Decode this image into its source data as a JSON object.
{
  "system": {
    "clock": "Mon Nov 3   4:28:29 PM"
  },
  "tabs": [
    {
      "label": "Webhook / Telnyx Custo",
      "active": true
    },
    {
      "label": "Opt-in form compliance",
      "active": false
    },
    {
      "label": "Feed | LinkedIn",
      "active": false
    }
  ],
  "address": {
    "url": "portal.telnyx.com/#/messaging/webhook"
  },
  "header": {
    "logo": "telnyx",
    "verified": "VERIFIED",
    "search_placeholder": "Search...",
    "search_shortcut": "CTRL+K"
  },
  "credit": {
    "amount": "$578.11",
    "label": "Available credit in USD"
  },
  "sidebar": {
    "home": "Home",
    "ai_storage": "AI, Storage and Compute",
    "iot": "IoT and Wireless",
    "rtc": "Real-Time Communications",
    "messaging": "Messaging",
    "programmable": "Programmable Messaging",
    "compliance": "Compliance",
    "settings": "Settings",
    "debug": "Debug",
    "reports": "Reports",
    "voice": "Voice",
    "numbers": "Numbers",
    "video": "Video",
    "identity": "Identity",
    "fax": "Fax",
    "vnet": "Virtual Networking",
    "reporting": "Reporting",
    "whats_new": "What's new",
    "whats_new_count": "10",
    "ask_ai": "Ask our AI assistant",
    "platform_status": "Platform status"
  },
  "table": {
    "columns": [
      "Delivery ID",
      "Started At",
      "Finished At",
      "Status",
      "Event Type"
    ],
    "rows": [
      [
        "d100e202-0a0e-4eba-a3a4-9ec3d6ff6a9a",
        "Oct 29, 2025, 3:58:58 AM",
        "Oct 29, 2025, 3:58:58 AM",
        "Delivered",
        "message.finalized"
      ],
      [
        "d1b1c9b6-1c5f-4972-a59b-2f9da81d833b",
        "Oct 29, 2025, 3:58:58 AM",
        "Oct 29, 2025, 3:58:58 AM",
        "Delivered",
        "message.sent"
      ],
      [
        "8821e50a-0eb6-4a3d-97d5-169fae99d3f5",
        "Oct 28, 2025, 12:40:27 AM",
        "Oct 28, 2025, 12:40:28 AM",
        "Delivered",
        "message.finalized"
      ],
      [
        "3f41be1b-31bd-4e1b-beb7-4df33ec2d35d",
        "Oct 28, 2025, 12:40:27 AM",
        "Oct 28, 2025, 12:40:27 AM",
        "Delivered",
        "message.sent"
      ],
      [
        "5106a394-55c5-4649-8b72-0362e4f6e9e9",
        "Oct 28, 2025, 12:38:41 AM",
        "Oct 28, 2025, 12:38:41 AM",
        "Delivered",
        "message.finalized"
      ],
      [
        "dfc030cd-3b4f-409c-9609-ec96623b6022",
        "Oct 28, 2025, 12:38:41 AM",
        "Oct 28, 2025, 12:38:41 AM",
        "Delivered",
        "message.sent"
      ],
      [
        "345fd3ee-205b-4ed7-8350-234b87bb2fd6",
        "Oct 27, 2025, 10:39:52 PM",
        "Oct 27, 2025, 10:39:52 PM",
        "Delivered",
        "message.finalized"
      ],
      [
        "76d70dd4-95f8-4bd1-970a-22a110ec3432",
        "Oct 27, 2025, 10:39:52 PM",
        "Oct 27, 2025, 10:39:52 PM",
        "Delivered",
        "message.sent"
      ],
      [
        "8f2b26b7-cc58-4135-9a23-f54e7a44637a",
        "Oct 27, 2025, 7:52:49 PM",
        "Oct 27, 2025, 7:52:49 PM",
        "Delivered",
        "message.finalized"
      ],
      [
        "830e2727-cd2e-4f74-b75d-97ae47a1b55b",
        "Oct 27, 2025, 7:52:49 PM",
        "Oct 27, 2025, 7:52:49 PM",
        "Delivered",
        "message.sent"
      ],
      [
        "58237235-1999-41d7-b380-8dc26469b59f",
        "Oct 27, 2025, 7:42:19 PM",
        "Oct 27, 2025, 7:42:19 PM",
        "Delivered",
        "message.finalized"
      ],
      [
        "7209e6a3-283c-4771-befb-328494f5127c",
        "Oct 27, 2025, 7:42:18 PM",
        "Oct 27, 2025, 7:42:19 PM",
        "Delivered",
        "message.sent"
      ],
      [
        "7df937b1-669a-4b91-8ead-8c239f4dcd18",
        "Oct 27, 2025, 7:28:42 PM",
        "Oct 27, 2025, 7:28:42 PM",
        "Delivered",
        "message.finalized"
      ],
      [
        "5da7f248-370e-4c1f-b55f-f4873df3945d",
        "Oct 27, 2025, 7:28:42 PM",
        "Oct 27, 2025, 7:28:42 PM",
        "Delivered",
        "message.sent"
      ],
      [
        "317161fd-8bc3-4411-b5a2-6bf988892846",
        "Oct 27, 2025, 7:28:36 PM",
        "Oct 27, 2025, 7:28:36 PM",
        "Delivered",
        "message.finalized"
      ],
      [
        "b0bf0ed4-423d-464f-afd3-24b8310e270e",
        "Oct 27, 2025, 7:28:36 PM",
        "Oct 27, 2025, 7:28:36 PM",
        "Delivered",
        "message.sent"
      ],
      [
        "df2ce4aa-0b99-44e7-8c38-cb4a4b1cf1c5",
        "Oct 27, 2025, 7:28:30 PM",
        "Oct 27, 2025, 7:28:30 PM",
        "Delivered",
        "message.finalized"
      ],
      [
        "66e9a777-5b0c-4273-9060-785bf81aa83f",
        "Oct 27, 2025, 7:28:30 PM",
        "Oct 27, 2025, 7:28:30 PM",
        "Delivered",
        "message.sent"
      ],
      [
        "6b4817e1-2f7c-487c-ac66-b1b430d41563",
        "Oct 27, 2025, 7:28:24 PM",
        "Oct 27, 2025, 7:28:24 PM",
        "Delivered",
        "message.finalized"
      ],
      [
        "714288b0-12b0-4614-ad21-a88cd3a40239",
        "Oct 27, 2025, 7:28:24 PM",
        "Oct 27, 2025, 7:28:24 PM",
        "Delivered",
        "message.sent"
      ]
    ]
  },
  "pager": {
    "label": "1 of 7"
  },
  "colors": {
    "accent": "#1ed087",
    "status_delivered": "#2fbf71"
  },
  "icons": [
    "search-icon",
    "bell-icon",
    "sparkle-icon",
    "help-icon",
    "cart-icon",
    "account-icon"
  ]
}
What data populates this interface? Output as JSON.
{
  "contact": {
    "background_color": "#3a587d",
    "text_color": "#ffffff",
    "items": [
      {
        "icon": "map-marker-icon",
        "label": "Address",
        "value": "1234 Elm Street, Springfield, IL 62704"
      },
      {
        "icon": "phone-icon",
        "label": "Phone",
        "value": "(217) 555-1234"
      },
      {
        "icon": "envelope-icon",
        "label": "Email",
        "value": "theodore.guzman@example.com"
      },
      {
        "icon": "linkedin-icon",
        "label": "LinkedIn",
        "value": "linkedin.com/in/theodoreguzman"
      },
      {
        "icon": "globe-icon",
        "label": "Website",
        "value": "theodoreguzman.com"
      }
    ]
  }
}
——
#### TASK DETAILS
The lines above should be duplicated exactly.

#### REPLY
Decode this image into its source data as a JSON object.
{
  "system": {
    "clock": "Mon Nov 3   4:28:29 PM"
  },
  "tabs": [
    {
      "label": "Webhook / Telnyx Custo",
      "active": true
    },
    {
      "label": "Opt-in form compliance",
      "active": false
    },
    {
      "label": "Feed | LinkedIn",
      "active": false
    }
  ],
  "address": {
    "url": "portal.telnyx.com/#/messaging/webhook"
  },
  "header": {
    "logo": "telnyx",
    "verified": "VERIFIED",
    "search_placeholder": "Search...",
    "search_shortcut": "CTRL+K"
  },
  "credit": {
    "amount": "$578.11",
    "label": "Available credit in USD"
  },
  "sidebar": {
    "home": "Home",
    "ai_storage": "AI, Storage and Compute",
    "iot": "IoT and Wireless",
    "rtc": "Real-Time Communications",
    "messaging": "Messaging",
    "programmable": "Programmable Messaging",
    "compliance": "Compliance",
    "settings": "Settings",
    "debug": "Debug",
    "reports": "Reports",
    "voice": "Voice",
    "numbers": "Numbers",
    "video": "Video",
    "identity": "Identity",
    "fax": "Fax",
    "vnet": "Virtual Networking",
    "reporting": "Reporting",
    "whats_new": "What's new",
    "whats_new_count": "10",
    "ask_ai": "Ask our AI assistant",
    "platform_status": "Platform status"
  },
  "table": {
    "columns": [
      "Delivery ID",
      "Started At",
      "Finished At",
      "Status",
      "Event Type"
    ],
    "rows": [
      [
        "d100e202-0a0e-4eba-a3a4-9ec3d6ff6a9a",
        "Oct 29, 2025, 3:58:58 AM",
        "Oct 29, 2025, 3:58:58 AM",
        "Delivered",
        "message.finalized"
      ],
      [
        "d1b1c9b6-1c5f-4972-a59b-2f9da81d833b",
        "Oct 29, 2025, 3:58:58 AM",
        "Oct 29, 2025, 3:58:58 AM",
        "Delivered",
        "message.sent"
      ],
      [
        "8821e50a-0eb6-4a3d-97d5-169fae99d3f5",
        "Oct 28, 2025, 12:40:27 AM",
        "Oct 28, 2025, 12:40:28 AM",
        "Delivered",
        "message.finalized"
      ],
      [
        "3f41be1b-31bd-4e1b-beb7-4df33ec2d35d",
        "Oct 28, 2025, 12:40:27 AM",
        "Oct 28, 2025, 12:40:27 AM",
        "Delivered",
        "message.sent"
      ],
      [
        "5106a394-55c5-4649-8b72-0362e4f6e9e9",
        "Oct 28, 2025, 12:38:41 AM",
        "Oct 28, 2025, 12:38:41 AM",
        "Delivered",
        "message.finalized"
      ],
      [
        "dfc030cd-3b4f-409c-9609-ec96623b6022",
        "Oct 28, 2025, 12:38:41 AM",
        "Oct 28, 2025, 12:38:41 AM",
        "Delivered",
        "message.sent"
      ],
      [
        "345fd3ee-205b-4ed7-8350-234b87bb2fd6",
        "Oct 27, 2025, 10:39:52 PM",
        "Oct 27, 2025, 10:39:52 PM",
        "Delivered",
        "message.finalized"
      ],
      [
        "76d70dd4-95f8-4bd1-970a-22a110ec3432",
        "Oct 27, 2025, 10:39:52 PM",
        "Oct 27, 2025, 10:39:52 PM",
        "Delivered",
        "message.sent"
      ],
      [
        "8f2b26b7-cc58-4135-9a23-f54e7a44637a",
        "Oct 27, 2025, 7:52:49 PM",
        "Oct 27, 2025, 7:52:49 PM",
        "Delivered",
        "message.finalized"
      ],
      [
        "830e2727-cd2e-4f74-b75d-97ae47a1b55b",
        "Oct 27, 2025, 7:52:49 PM",
        "Oct 27, 2025, 7:52:49 PM",
        "Delivered",
        "message.sent"
      ],
      [
        "58237235-1999-41d7-b380-8dc26469b59f",
        "Oct 27, 2025, 7:42:19 PM",
        "Oct 27, 2025, 7:42:19 PM",
        "Delivered",
        "message.finalized"
      ],
      [
        "7209e6a3-283c-4771-befb-328494f5127c",
        "Oct 27, 2025, 7:42:18 PM",
        "Oct 27, 2025, 7:42:19 PM",
        "Delivered",
        "message.sent"
      ],
      [
        "7df937b1-669a-4b91-8ead-8c239f4dcd18",
        "Oct 27, 2025, 7:28:42 PM",
        "Oct 27, 2025, 7:28:42 PM",
        "Delivered",
        "message.finalized"
      ],
      [
        "5da7f248-370e-4c1f-b55f-f4873df3945d",
        "Oct 27, 2025, 7:28:42 PM",
        "Oct 27, 2025, 7:28:42 PM",
        "Delivered",
        "message.sent"
      ],
      [
        "317161fd-8bc3-4411-b5a2-6bf988892846",
        "Oct 27, 2025, 7:28:36 PM",
        "Oct 27, 2025, 7:28:36 PM",
        "Delivered",
        "message.finalized"
      ],
      [
        "b0bf0ed4-423d-464f-afd3-24b8310e270e",
        "Oct 27, 2025, 7:28:36 PM",
        "Oct 27, 2025, 7:28:36 PM",
        "Delivered",
        "message.sent"
      ],
      [
        "df2ce4aa-0b99-44e7-8c38-cb4a4b1cf1c5",
        "Oct 27, 2025, 7:28:30 PM",
        "Oct 27, 2025, 7:28:30 PM",
        "Delivered",
        "message.finalized"
      ],
      [
        "66e9a777-5b0c-4273-9060-785bf81aa83f",
        "Oct 27, 2025, 7:28:30 PM",
        "Oct 27, 2025, 7:28:30 PM",
        "Delivered",
        "message.sent"
      ],
      [
        "6b4817e1-2f7c-487c-ac66-b1b430d41563",
        "Oct 27, 2025, 7:28:24 PM",
        "Oct 27, 2025, 7:28:24 PM",
        "Delivered",
        "message.finalized"
      ],
      [
        "714288b0-12b0-4614-ad21-a88cd3a40239",
        "Oct 27, 2025, 7:28:24 PM",
        "Oct 27, 2025, 7:28:24 PM",
        "Delivered",
        "message.sent"
      ]
    ]
  },
  "pager": {
    "label": "1 of 7"
  },
  "colors": {
    "accent": "#1ed087",
    "status_delivered": "#2fbf71"
  },
  "icons": [
    "search-icon",
    "bell-icon",
    "sparkle-icon",
    "help-icon",
    "cart-icon",
    "account-icon"
  ]
}
What data populates this interface? Output as JSON.
{
  "contact": {
    "background_color": "#3a587d",
    "text_color": "#ffffff",
    "items": [
      {
        "icon": "map-marker-icon",
        "label": "Address",
        "value": "1234 Elm Street, Springfield, IL 62704"
      },
      {
        "icon": "phone-icon",
        "label": "Phone",
        "value": "(217) 555-1234"
      },
      {
        "icon": "envelope-icon",
        "label": "Email",
        "value": "theodore.guzman@example.com"
      },
      {
        "icon": "linkedin-icon",
        "label": "LinkedIn",
        "value": "linkedin.com/in/theodoreguzman"
      },
      {
        "icon": "globe-icon",
        "label": "Website",
        "value": "theodoreguzman.com"
      }
    ]
  }
}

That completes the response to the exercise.